WRITTEN TASK: Quote the listing below in its entirety.
......
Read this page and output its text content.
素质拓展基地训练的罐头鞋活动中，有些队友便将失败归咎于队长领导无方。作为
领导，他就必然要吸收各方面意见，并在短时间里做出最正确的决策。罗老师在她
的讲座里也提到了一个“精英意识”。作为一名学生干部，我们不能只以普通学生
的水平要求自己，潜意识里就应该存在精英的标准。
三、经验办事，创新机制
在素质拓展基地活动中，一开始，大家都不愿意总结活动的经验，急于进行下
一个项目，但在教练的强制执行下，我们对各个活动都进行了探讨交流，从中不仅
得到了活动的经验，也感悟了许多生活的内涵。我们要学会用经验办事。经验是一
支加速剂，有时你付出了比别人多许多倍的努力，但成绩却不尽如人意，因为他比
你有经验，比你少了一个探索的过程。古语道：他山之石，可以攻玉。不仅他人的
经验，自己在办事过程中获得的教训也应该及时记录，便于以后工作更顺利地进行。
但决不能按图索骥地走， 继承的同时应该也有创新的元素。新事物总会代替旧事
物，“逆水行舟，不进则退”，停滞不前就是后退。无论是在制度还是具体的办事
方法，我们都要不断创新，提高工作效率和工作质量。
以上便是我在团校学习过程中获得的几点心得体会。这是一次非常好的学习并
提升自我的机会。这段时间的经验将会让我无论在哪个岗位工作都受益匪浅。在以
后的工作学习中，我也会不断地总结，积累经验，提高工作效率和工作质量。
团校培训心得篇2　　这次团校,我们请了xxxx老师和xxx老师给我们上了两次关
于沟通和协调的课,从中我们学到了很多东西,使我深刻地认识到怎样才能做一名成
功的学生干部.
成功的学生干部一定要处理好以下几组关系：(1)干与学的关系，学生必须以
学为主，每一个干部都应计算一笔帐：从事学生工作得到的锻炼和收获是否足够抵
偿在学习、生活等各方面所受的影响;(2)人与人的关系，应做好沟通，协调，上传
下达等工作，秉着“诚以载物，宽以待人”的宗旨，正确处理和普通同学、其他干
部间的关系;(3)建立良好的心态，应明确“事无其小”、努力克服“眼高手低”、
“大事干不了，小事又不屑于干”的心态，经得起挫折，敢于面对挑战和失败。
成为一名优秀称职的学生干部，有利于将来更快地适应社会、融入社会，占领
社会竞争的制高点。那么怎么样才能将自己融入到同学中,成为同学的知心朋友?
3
......
REPLY:
Read this page and output its text content.
素质拓展基地训练的罐头鞋活动中，有些队友便将失败归咎于队长领导无方。作为
领导，他就必然要吸收各方面意见，并在短时间里做出最正确的决策。罗老师在她
的讲座里也提到了一个“精英意识”。作为一名学生干部，我们不能只以普通学生
的水平要求自己，潜意识里就应该存在精英的标准。
三、经验办事，创新机制
在素质拓展基地活动中，一开始，大家都不愿意总结活动的经验，急于进行下
一个项目，但在教练的强制执行下，我们对各个活动都进行了探讨交流，从中不仅
得到了活动的经验，也感悟了许多生活的内涵。我们要学会用经验办事。经验是一
支加速剂，有时你付出了比别人多许多倍的努力，但成绩却不尽如人意，因为他比
你有经验，比你少了一个探索的过程。古语道：他山之石，可以攻玉。不仅他人的
经验，自己在办事过程中获得的教训也应该及时记录，便于以后工作更顺利地进行。
但决不能按图索骥地走， 继承的同时应该也有创新的元素。新事物总会代替旧事
物，“逆水行舟，不进则退”，停滞不前就是后退。无论是在制度还是具体的办事
方法，我们都要不断创新，提高工作效率和工作质量。
以上便是我在团校学习过程中获得的几点心得体会。这是一次非常好的学习并
提升自我的机会。这段时间的经验将会让我无论在哪个岗位工作都受益匪浅。在以
后的工作学习中，我也会不断地总结，积累经验，提高工作效率和工作质量。
团校培训心得篇2　　这次团校,我们请了xxxx老师和xxx老师给我们上了两次关
于沟通和协调的课,从中我们学到了很多东西,使我深刻地认识到怎样才能做一名成
功的学生干部.
成功的学生干部一定要处理好以下几组关系：(1)干与学的关系，学生必须以
学为主，每一个干部都应计算一笔帐：从事学生工作得到的锻炼和收获是否足够抵
偿在学习、生活等各方面所受的影响;(2)人与人的关系，应做好沟通，协调，上传
下达等工作，秉着“诚以载物，宽以待人”的宗旨，正确处理和普通同学、其他干
部间的关系;(3)建立良好的心态，应明确“事无其小”、努力克服“眼高手低”、
“大事干不了，小事又不屑于干”的心态，经得起挫折，敢于面对挑战和失败。
成为一名优秀称职的学生干部，有利于将来更快地适应社会、融入社会，占领
社会竞争的制高点。那么怎么样才能将自己融入到同学中,成为同学的知心朋友?
3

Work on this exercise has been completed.